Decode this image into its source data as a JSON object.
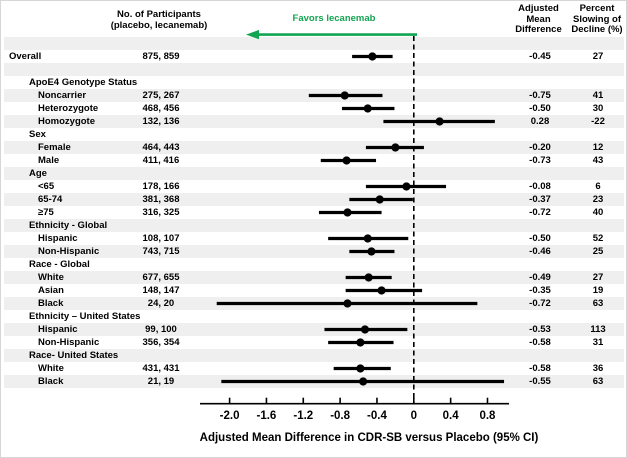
{
  "header": {
    "participants": {
      "line1": "No. of Participants",
      "line2": "(placebo, lecanemab)"
    },
    "favors": "Favors lecanemab",
    "amd": {
      "line1": "Adjusted",
      "line2": "Mean",
      "line3": "Difference"
    },
    "pct": {
      "line1": "Percent",
      "line2": "Slowing of",
      "line3": "Decline (%)"
    }
  },
  "colors": {
    "accent_green": "#12a551",
    "stripe_gray": "#efefef",
    "ink": "#000000"
  },
  "chart_data": {
    "type": "forest",
    "xlabel": "Adjusted Mean Difference in CDR-SB versus Placebo (95% CI)",
    "favors_annotation": "Favors lecanemab",
    "zero_reference": 0,
    "xlim": [
      -2.3,
      1.03
    ],
    "x_ticks": [
      {
        "v": -2.0,
        "label": "-2.0"
      },
      {
        "v": -1.6,
        "label": "-1.6"
      },
      {
        "v": -1.2,
        "label": "-1.2"
      },
      {
        "v": -0.8,
        "label": "-0.8"
      },
      {
        "v": -0.4,
        "label": "-0.4"
      },
      {
        "v": 0,
        "label": "0"
      },
      {
        "v": 0.4,
        "label": "0.4"
      },
      {
        "v": 0.8,
        "label": "0.8"
      }
    ],
    "columns": {
      "participants": "No. of Participants (placebo, lecanemab)",
      "amd": "Adjusted Mean Difference",
      "pct": "Percent Slowing of Decline (%)"
    },
    "rows": [
      {
        "kind": "spacer"
      },
      {
        "kind": "item",
        "indent": 0,
        "label": "Overall",
        "participants": "875, 859",
        "amd": "-0.45",
        "pct": "27",
        "est": -0.45,
        "lo": -0.67,
        "hi": -0.23
      },
      {
        "kind": "spacer"
      },
      {
        "kind": "group",
        "indent": 1,
        "label": "ApoE4 Genotype Status"
      },
      {
        "kind": "item",
        "indent": 2,
        "label": "Noncarrier",
        "participants": "275, 267",
        "amd": "-0.75",
        "pct": "41",
        "est": -0.75,
        "lo": -1.14,
        "hi": -0.34
      },
      {
        "kind": "item",
        "indent": 2,
        "label": "Heterozygote",
        "participants": "468, 456",
        "amd": "-0.50",
        "pct": "30",
        "est": -0.5,
        "lo": -0.78,
        "hi": -0.21
      },
      {
        "kind": "item",
        "indent": 2,
        "label": "Homozygote",
        "participants": "132, 136",
        "amd": "0.28",
        "pct": "-22",
        "est": 0.28,
        "lo": -0.33,
        "hi": 0.88
      },
      {
        "kind": "group",
        "indent": 1,
        "label": "Sex"
      },
      {
        "kind": "item",
        "indent": 2,
        "label": "Female",
        "participants": "464, 443",
        "amd": "-0.20",
        "pct": "12",
        "est": -0.2,
        "lo": -0.52,
        "hi": 0.11
      },
      {
        "kind": "item",
        "indent": 2,
        "label": "Male",
        "participants": "411, 416",
        "amd": "-0.73",
        "pct": "43",
        "est": -0.73,
        "lo": -1.01,
        "hi": -0.41
      },
      {
        "kind": "group",
        "indent": 1,
        "label": "Age"
      },
      {
        "kind": "item",
        "indent": 2,
        "label": "<65",
        "participants": "178, 166",
        "amd": "-0.08",
        "pct": "6",
        "est": -0.08,
        "lo": -0.52,
        "hi": 0.35
      },
      {
        "kind": "item",
        "indent": 2,
        "label": "65-74",
        "participants": "381, 368",
        "amd": "-0.37",
        "pct": "23",
        "est": -0.37,
        "lo": -0.7,
        "hi": -0.01
      },
      {
        "kind": "item",
        "indent": 2,
        "label": "≥75",
        "participants": "316, 325",
        "amd": "-0.72",
        "pct": "40",
        "est": -0.72,
        "lo": -1.03,
        "hi": -0.35
      },
      {
        "kind": "group",
        "indent": 1,
        "label": "Ethnicity - Global"
      },
      {
        "kind": "item",
        "indent": 2,
        "label": "Hispanic",
        "participants": "108, 107",
        "amd": "-0.50",
        "pct": "52",
        "est": -0.5,
        "lo": -0.93,
        "hi": -0.06
      },
      {
        "kind": "item",
        "indent": 2,
        "label": "Non-Hispanic",
        "participants": "743, 715",
        "amd": "-0.46",
        "pct": "25",
        "est": -0.46,
        "lo": -0.7,
        "hi": -0.21
      },
      {
        "kind": "group",
        "indent": 1,
        "label": "Race - Global"
      },
      {
        "kind": "item",
        "indent": 2,
        "label": "White",
        "participants": "677, 655",
        "amd": "-0.49",
        "pct": "27",
        "est": -0.49,
        "lo": -0.74,
        "hi": -0.24
      },
      {
        "kind": "item",
        "indent": 2,
        "label": "Asian",
        "participants": "148, 147",
        "amd": "-0.35",
        "pct": "19",
        "est": -0.35,
        "lo": -0.74,
        "hi": 0.09
      },
      {
        "kind": "item",
        "indent": 2,
        "label": "Black",
        "participants": "24, 20",
        "amd": "-0.72",
        "pct": "63",
        "est": -0.72,
        "lo": -2.14,
        "hi": 0.69
      },
      {
        "kind": "group",
        "indent": 1,
        "label": "Ethnicity – United States"
      },
      {
        "kind": "item",
        "indent": 2,
        "label": "Hispanic",
        "participants": "99, 100",
        "amd": "-0.53",
        "pct": "113",
        "est": -0.53,
        "lo": -0.97,
        "hi": -0.07
      },
      {
        "kind": "item",
        "indent": 2,
        "label": "Non-Hispanic",
        "participants": "356, 354",
        "amd": "-0.58",
        "pct": "31",
        "est": -0.58,
        "lo": -0.93,
        "hi": -0.22
      },
      {
        "kind": "group",
        "indent": 1,
        "label": "Race- United States"
      },
      {
        "kind": "item",
        "indent": 2,
        "label": "White",
        "participants": "431, 431",
        "amd": "-0.58",
        "pct": "36",
        "est": -0.58,
        "lo": -0.87,
        "hi": -0.25
      },
      {
        "kind": "item",
        "indent": 2,
        "label": "Black",
        "participants": "21, 19",
        "amd": "-0.55",
        "pct": "63",
        "est": -0.55,
        "lo": -2.09,
        "hi": 0.98
      }
    ]
  }
}
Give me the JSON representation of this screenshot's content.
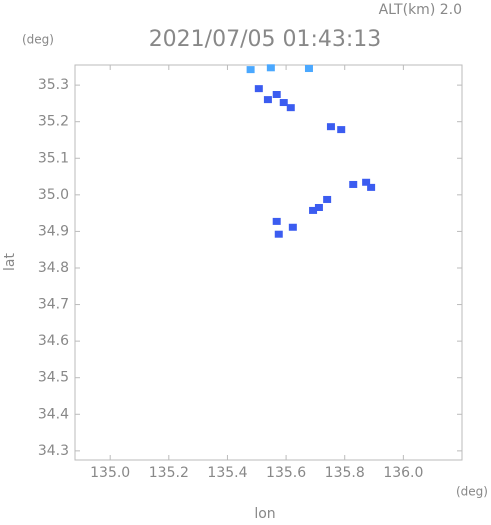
{
  "chart_data": {
    "type": "scatter",
    "title": "2021/07/05 01:43:13",
    "subtitle": "ALT(km) 2.0",
    "x_label": "lon",
    "y_label": "lat",
    "x_unit": "(deg)",
    "y_unit": "(deg)",
    "xlim": [
      134.88,
      136.2
    ],
    "ylim": [
      34.275,
      35.355
    ],
    "xticks": [
      {
        "value": 135,
        "label": "135.0"
      },
      135.2,
      135.4,
      135.6,
      135.8,
      {
        "value": 136,
        "label": "136.0"
      }
    ],
    "yticks": [
      34.3,
      34.4,
      34.5,
      34.6,
      34.7,
      34.8,
      34.9,
      {
        "value": 35,
        "label": "35.0"
      },
      35.1,
      35.2,
      35.3
    ],
    "series": [
      {
        "color": "#3b5cf0",
        "x": [
          135.507,
          135.538,
          135.568,
          135.592,
          135.616,
          135.753,
          135.788,
          135.829,
          135.873,
          135.89,
          135.74,
          135.712,
          135.692,
          135.568,
          135.623,
          135.575
        ],
        "values": [
          35.289,
          35.259,
          35.273,
          35.251,
          35.237,
          35.185,
          35.177,
          35.027,
          35.033,
          35.019,
          34.986,
          34.964,
          34.956,
          34.926,
          34.91,
          34.891
        ]
      },
      {
        "color": "#4aa8ff",
        "x": [
          135.479,
          135.548,
          135.678
        ],
        "values": [
          35.341,
          35.346,
          35.344
        ]
      }
    ]
  }
}
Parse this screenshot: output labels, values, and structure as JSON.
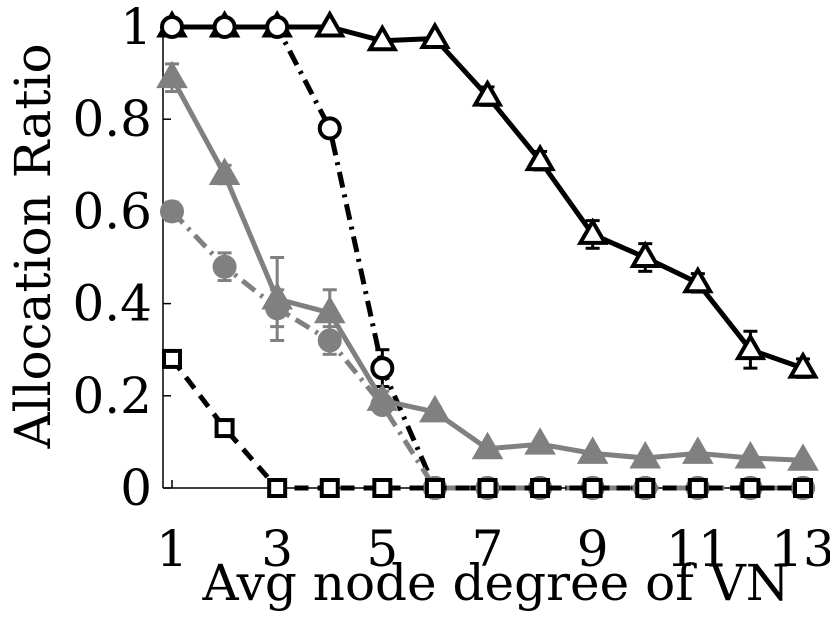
{
  "chart_data": {
    "type": "line",
    "title": "",
    "xlabel": "Avg node degree of VN",
    "ylabel": "Allocation Ratio",
    "xlim": [
      1,
      13
    ],
    "ylim": [
      0,
      1
    ],
    "x_ticks": [
      1,
      3,
      5,
      7,
      9,
      11,
      13
    ],
    "x_tick_labels": [
      "1",
      "3",
      "5",
      "7",
      "9",
      "11",
      "13"
    ],
    "y_ticks": [
      0,
      0.2,
      0.4,
      0.6,
      0.8,
      1
    ],
    "y_tick_labels": [
      "0",
      "0.2",
      "0.4",
      "0.6",
      "0.8",
      "1"
    ],
    "grid": false,
    "legend": "none",
    "series": [
      {
        "marker": "triangle-open",
        "line": "solid",
        "color": "#000000",
        "x": [
          1,
          2,
          3,
          4,
          5,
          6,
          7,
          8,
          9,
          10,
          11,
          12,
          13
        ],
        "values": [
          1.0,
          1.0,
          1.0,
          1.0,
          0.97,
          0.975,
          0.85,
          0.71,
          0.55,
          0.5,
          0.445,
          0.3,
          0.26
        ],
        "errors": [
          0,
          0,
          0,
          0,
          0.005,
          0.005,
          0.02,
          0.02,
          0.03,
          0.03,
          0.02,
          0.04,
          0.02
        ]
      },
      {
        "marker": "circle-open",
        "line": "dashdot",
        "color": "#000000",
        "x": [
          1,
          2,
          3,
          4,
          5,
          6,
          7,
          8,
          9,
          10,
          11,
          12,
          13
        ],
        "values": [
          1.0,
          1.0,
          1.0,
          0.78,
          0.26,
          0,
          0,
          0,
          0,
          0,
          0,
          0,
          0
        ],
        "errors": [
          0,
          0,
          0,
          0.01,
          0.04,
          0,
          0,
          0,
          0,
          0,
          0,
          0,
          0
        ]
      },
      {
        "marker": "triangle-filled",
        "line": "solid",
        "color": "#808080",
        "x": [
          1,
          2,
          3,
          4,
          5,
          6,
          7,
          8,
          9,
          10,
          11,
          12,
          13
        ],
        "values": [
          0.89,
          0.68,
          0.41,
          0.38,
          0.19,
          0.165,
          0.085,
          0.095,
          0.075,
          0.065,
          0.075,
          0.065,
          0.06
        ],
        "errors": [
          0.03,
          0.02,
          0.09,
          0.05,
          0.02,
          0.01,
          0.005,
          0.005,
          0.005,
          0.005,
          0.005,
          0.005,
          0.005
        ]
      },
      {
        "marker": "circle-filled",
        "line": "dashdot",
        "color": "#808080",
        "x": [
          1,
          2,
          3,
          4,
          5,
          6,
          7,
          8,
          9,
          10,
          11,
          12,
          13
        ],
        "values": [
          0.6,
          0.48,
          0.39,
          0.32,
          0.18,
          0,
          0,
          0,
          0,
          0,
          0,
          0,
          0
        ],
        "errors": [
          0.02,
          0.03,
          0.04,
          0.03,
          0.01,
          0,
          0,
          0,
          0,
          0,
          0,
          0,
          0
        ]
      },
      {
        "marker": "square-open",
        "line": "dashed",
        "color": "#000000",
        "x": [
          1,
          2,
          3,
          4,
          5,
          6,
          7,
          8,
          9,
          10,
          11,
          12,
          13
        ],
        "values": [
          0.28,
          0.13,
          0,
          0,
          0,
          0,
          0,
          0,
          0,
          0,
          0,
          0,
          0
        ],
        "errors": [
          0,
          0,
          0,
          0,
          0,
          0,
          0,
          0,
          0,
          0,
          0,
          0,
          0
        ]
      }
    ]
  }
}
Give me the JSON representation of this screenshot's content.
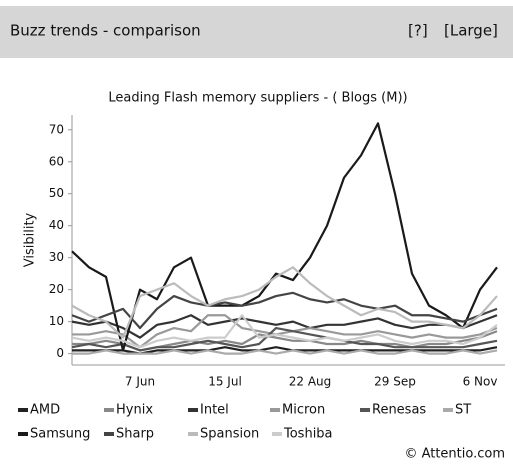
{
  "header": {
    "title": "Buzz trends - comparison",
    "links": [
      "[?]",
      "[Large]"
    ]
  },
  "chart_data": {
    "type": "line",
    "title": "Leading Flash memory suppliers - ( Blogs (M))",
    "y_label": "Visibility",
    "categories": [
      null,
      null,
      null,
      null,
      "7 Jun",
      null,
      null,
      null,
      null,
      "15 Jul",
      null,
      null,
      null,
      null,
      "22 Aug",
      null,
      null,
      null,
      null,
      "29 Sep",
      null,
      null,
      null,
      null,
      "6 Nov",
      null
    ],
    "ylim": [
      -2,
      74
    ],
    "yticks": [
      0,
      10,
      20,
      30,
      40,
      50,
      60,
      70
    ],
    "legend": "bottom",
    "series": [
      {
        "name": "AMD",
        "color": "#222222",
        "values": [
          1,
          1,
          1,
          1,
          0,
          1,
          1,
          1,
          1,
          2,
          1,
          1,
          2,
          1,
          1,
          1,
          1,
          1,
          1,
          1,
          1,
          1,
          1,
          1,
          1,
          2
        ]
      },
      {
        "name": "Hynix",
        "color": "#888888",
        "values": [
          3,
          3,
          4,
          3,
          1,
          2,
          3,
          4,
          3,
          4,
          3,
          6,
          5,
          4,
          4,
          3,
          3,
          4,
          3,
          3,
          2,
          3,
          3,
          4,
          5,
          7
        ]
      },
      {
        "name": "Intel",
        "color": "#333333",
        "values": [
          10,
          9,
          10,
          8,
          5,
          9,
          10,
          12,
          9,
          10,
          11,
          10,
          9,
          10,
          8,
          9,
          9,
          10,
          11,
          9,
          8,
          9,
          9,
          8,
          10,
          12
        ]
      },
      {
        "name": "Micron",
        "color": "#999999",
        "values": [
          6,
          6,
          7,
          6,
          2,
          6,
          8,
          7,
          12,
          12,
          8,
          7,
          6,
          7,
          8,
          7,
          6,
          6,
          7,
          6,
          5,
          6,
          5,
          5,
          6,
          8
        ]
      },
      {
        "name": "Renesas",
        "color": "#555555",
        "values": [
          2,
          3,
          2,
          3,
          1,
          2,
          2,
          3,
          4,
          3,
          2,
          3,
          8,
          7,
          6,
          5,
          4,
          3,
          3,
          2,
          2,
          2,
          2,
          2,
          3,
          4
        ]
      },
      {
        "name": "ST",
        "color": "#aaaaaa",
        "values": [
          0,
          0,
          1,
          0,
          0,
          0,
          1,
          0,
          1,
          0,
          0,
          1,
          0,
          1,
          0,
          1,
          0,
          1,
          0,
          0,
          1,
          0,
          0,
          1,
          0,
          1
        ]
      },
      {
        "name": "Samsung",
        "color": "#1a1a1a",
        "values": [
          32,
          27,
          24,
          1,
          20,
          17,
          27,
          30,
          15,
          15,
          15,
          18,
          25,
          23,
          30,
          40,
          55,
          62,
          72,
          50,
          25,
          15,
          12,
          8,
          20,
          27
        ]
      },
      {
        "name": "Sharp",
        "color": "#444444",
        "values": [
          12,
          10,
          12,
          14,
          8,
          14,
          18,
          16,
          15,
          16,
          15,
          16,
          18,
          19,
          17,
          16,
          17,
          15,
          14,
          15,
          12,
          12,
          11,
          10,
          12,
          14
        ]
      },
      {
        "name": "Spansion",
        "color": "#bbbbbb",
        "values": [
          15,
          12,
          10,
          5,
          18,
          20,
          22,
          18,
          15,
          17,
          18,
          20,
          24,
          27,
          22,
          18,
          15,
          12,
          14,
          13,
          10,
          10,
          9,
          8,
          12,
          18
        ]
      },
      {
        "name": "Toshiba",
        "color": "#cccccc",
        "values": [
          5,
          4,
          5,
          4,
          2,
          4,
          5,
          4,
          5,
          5,
          12,
          5,
          6,
          5,
          4,
          5,
          4,
          5,
          6,
          4,
          3,
          4,
          4,
          3,
          5,
          9
        ]
      }
    ]
  },
  "footer": "© Attentio.com"
}
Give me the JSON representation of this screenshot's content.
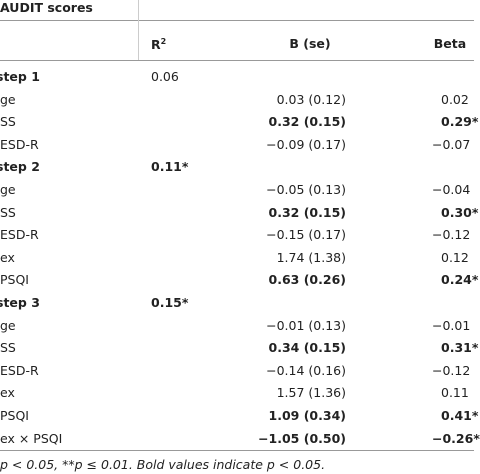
{
  "header": {
    "title": "AUDIT scores"
  },
  "table": {
    "columns": [
      {
        "text": "R",
        "sup": "2"
      },
      "B (se)",
      "Beta"
    ],
    "rows": [
      {
        "label": "step 1",
        "step": true,
        "r2": "0.06"
      },
      {
        "label": "ge",
        "b": "0.03 (0.12)",
        "beta": "0.02"
      },
      {
        "label": "SS",
        "b": "0.32 (0.15)",
        "beta": "0.29*",
        "bold": true
      },
      {
        "label": "ESD-R",
        "b": "−0.09 (0.17)",
        "beta": "−0.07"
      },
      {
        "label": "step 2",
        "step": true,
        "r2": "0.11*",
        "bold": true
      },
      {
        "label": "ge",
        "b": "−0.05 (0.13)",
        "beta": "−0.04"
      },
      {
        "label": "SS",
        "b": "0.32 (0.15)",
        "beta": "0.30*",
        "bold": true
      },
      {
        "label": "ESD-R",
        "b": "−0.15 (0.17)",
        "beta": "−0.12"
      },
      {
        "label": "ex",
        "b": "1.74 (1.38)",
        "beta": "0.12"
      },
      {
        "label": "PSQI",
        "b": "0.63 (0.26)",
        "beta": "0.24*",
        "bold": true
      },
      {
        "label": "step 3",
        "step": true,
        "r2": "0.15*",
        "bold": true
      },
      {
        "label": "ge",
        "b": "−0.01 (0.13)",
        "beta": "−0.01"
      },
      {
        "label": "SS",
        "b": "0.34 (0.15)",
        "beta": "0.31*",
        "bold": true
      },
      {
        "label": "ESD-R",
        "b": "−0.14 (0.16)",
        "beta": "−0.12"
      },
      {
        "label": "ex",
        "b": "1.57 (1.36)",
        "beta": "0.11"
      },
      {
        "label": "PSQI",
        "b": "1.09 (0.34)",
        "beta": "0.41*",
        "bold": true
      },
      {
        "label": "ex × PSQI",
        "b": "−1.05 (0.50)",
        "beta": "−0.26*",
        "bold": true
      }
    ]
  },
  "footer": {
    "note": "p < 0.05, **p ≤ 0.01. Bold values indicate p < 0.05."
  }
}
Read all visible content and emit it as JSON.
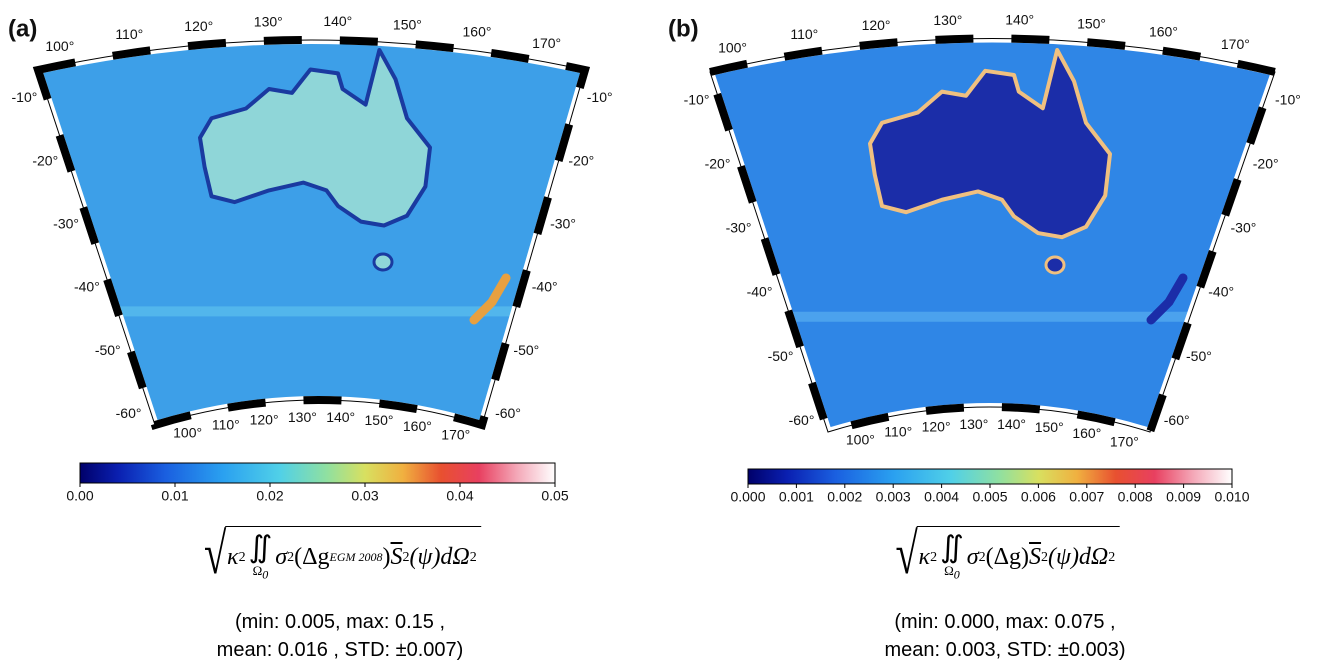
{
  "panels": [
    {
      "label": "(a)",
      "lon_labels": [
        "100°",
        "110°",
        "120°",
        "130°",
        "140°",
        "150°",
        "160°",
        "170°"
      ],
      "lat_labels": [
        "-10°",
        "-20°",
        "-30°",
        "-40°",
        "-50°",
        "-60°"
      ],
      "colorbar": {
        "lim": [
          0,
          0.05
        ],
        "ticks": [
          {
            "value": 0,
            "label": "0.00"
          },
          0.01,
          0.02,
          0.03,
          0.04,
          0.05
        ]
      },
      "formula": {
        "coef": "κ",
        "coef_exp": "2",
        "integral": "∬",
        "domain": "Ω",
        "domain_sub": "0",
        "term": "σ",
        "term_exp": "2",
        "arg": "(Δg",
        "arg_sub": "EGM 2008",
        "arg_close": ")",
        "kernel": "S",
        "kernel_exp": "2",
        "tail": "(ψ)dΩ",
        "tail_exp": "2"
      },
      "stats": [
        "(min: 0.005, max: 0.15 ,",
        "mean: 0.016 , STD: ±0.007)"
      ]
    },
    {
      "label": "(b)",
      "lon_labels": [
        "100°",
        "110°",
        "120°",
        "130°",
        "140°",
        "150°",
        "160°",
        "170°"
      ],
      "lat_labels": [
        "-10°",
        "-20°",
        "-30°",
        "-40°",
        "-50°",
        "-60°"
      ],
      "colorbar": {
        "lim": [
          0,
          0.01
        ],
        "ticks": [
          {
            "value": 0,
            "label": "0.000"
          },
          0.001,
          0.002,
          0.003,
          0.004,
          0.005,
          0.006,
          0.007,
          0.008,
          0.009,
          {
            "value": 0.01,
            "label": "0.010"
          }
        ]
      },
      "formula": {
        "coef": "κ",
        "coef_exp": "2",
        "integral": "∬",
        "domain": "Ω",
        "domain_sub": "0",
        "term": "σ",
        "term_exp": "2",
        "arg": "(Δg",
        "arg_close": ")",
        "kernel": "S",
        "kernel_exp": "2",
        "tail": "(ψ)dΩ",
        "tail_exp": "2"
      },
      "stats": [
        "(min: 0.000, max: 0.075 ,",
        "mean: 0.003, STD: ±0.003)"
      ]
    }
  ]
}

——————

Where a line in the entries holds "Difference", copy that line.

- Completed exercise
      "line3": "Difference"
    "xlabel": "Adjusted Mean Difference in CDR-SB versus Placebo (95% CI)",
      "amd": "Adjusted Mean Difference",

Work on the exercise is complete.